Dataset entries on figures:
****
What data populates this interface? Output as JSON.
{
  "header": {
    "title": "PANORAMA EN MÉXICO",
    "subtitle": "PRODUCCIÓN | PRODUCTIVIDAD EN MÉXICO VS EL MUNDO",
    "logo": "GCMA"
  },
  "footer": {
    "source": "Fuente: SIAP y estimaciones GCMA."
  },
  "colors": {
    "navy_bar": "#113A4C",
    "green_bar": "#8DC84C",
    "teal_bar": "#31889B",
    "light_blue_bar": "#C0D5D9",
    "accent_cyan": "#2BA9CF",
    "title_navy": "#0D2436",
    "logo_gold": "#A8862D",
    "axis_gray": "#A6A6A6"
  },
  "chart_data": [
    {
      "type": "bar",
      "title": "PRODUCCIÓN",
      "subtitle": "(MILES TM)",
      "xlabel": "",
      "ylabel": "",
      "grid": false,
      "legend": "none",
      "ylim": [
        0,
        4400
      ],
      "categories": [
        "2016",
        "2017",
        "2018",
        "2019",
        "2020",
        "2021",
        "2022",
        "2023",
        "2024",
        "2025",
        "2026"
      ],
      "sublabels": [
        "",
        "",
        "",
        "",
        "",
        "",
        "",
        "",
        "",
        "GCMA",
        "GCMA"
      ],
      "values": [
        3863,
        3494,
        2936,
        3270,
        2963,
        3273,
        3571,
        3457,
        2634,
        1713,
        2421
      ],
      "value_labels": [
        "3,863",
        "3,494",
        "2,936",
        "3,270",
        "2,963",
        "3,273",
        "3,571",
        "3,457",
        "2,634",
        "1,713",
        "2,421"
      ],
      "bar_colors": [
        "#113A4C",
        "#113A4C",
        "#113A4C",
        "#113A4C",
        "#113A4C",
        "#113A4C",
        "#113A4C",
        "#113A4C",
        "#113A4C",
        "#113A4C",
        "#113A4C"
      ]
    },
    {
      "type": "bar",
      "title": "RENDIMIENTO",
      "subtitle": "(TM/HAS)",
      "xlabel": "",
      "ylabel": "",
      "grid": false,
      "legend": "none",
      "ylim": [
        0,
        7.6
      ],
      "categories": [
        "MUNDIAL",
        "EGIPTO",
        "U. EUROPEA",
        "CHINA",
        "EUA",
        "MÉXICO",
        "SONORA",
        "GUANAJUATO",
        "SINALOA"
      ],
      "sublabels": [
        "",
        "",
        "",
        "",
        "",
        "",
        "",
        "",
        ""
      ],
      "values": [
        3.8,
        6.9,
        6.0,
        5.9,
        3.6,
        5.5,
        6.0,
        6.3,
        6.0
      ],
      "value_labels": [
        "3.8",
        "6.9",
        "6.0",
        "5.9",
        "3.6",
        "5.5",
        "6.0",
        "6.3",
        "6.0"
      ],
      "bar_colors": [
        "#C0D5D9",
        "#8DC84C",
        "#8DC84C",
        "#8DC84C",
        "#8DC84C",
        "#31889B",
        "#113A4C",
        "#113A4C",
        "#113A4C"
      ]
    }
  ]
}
****
[EXERCISE]
Copy each line of the data that contains the word "subtitle".

[RESULT FOR THIS EXERCISE]
    "subtitle": "PRODUCCIÓN | PRODUCTIVIDAD EN MÉXICO VS EL MUNDO",
      "subtitle": "(MILES TM)",
      "subtitle": "(TM/HAS)",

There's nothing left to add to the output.